--- start MATERIALS PROVIDED ---
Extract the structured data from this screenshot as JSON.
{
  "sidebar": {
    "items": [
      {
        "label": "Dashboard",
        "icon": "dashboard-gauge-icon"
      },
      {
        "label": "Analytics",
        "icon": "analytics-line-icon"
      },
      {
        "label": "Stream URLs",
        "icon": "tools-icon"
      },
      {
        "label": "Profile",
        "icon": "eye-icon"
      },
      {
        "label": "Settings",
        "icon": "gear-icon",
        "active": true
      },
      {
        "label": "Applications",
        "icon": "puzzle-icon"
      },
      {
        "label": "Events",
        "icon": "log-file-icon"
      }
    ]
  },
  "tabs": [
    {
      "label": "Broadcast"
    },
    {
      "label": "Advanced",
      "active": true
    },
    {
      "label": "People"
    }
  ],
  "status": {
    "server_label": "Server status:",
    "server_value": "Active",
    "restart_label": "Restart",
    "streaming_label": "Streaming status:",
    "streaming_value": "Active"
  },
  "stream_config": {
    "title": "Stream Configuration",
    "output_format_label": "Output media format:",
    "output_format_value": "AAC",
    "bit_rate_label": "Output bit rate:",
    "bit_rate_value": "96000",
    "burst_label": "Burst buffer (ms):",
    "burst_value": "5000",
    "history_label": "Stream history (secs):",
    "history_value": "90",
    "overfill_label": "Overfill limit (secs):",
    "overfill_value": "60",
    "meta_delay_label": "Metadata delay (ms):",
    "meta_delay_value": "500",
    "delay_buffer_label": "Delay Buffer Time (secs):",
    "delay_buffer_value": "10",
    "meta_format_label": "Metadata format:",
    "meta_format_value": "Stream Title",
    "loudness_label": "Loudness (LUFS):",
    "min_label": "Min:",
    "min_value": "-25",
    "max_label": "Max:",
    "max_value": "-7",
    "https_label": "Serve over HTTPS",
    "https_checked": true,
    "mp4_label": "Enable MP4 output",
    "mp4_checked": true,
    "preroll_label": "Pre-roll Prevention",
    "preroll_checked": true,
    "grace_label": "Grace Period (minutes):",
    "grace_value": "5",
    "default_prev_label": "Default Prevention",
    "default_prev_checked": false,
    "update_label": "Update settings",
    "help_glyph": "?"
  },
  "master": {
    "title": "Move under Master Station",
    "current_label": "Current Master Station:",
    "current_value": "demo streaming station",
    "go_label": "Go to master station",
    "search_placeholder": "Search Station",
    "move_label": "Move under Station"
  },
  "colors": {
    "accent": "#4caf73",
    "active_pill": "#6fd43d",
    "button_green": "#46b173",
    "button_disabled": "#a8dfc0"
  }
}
--- end MATERIALS PROVIDED ---
Return every line above that contains the word "icon".

        "icon": "dashboard-gauge-icon"
        "icon": "analytics-line-icon"
        "icon": "tools-icon"
        "icon": "eye-icon"
        "icon": "gear-icon",
        "icon": "puzzle-icon"
        "icon": "log-file-icon"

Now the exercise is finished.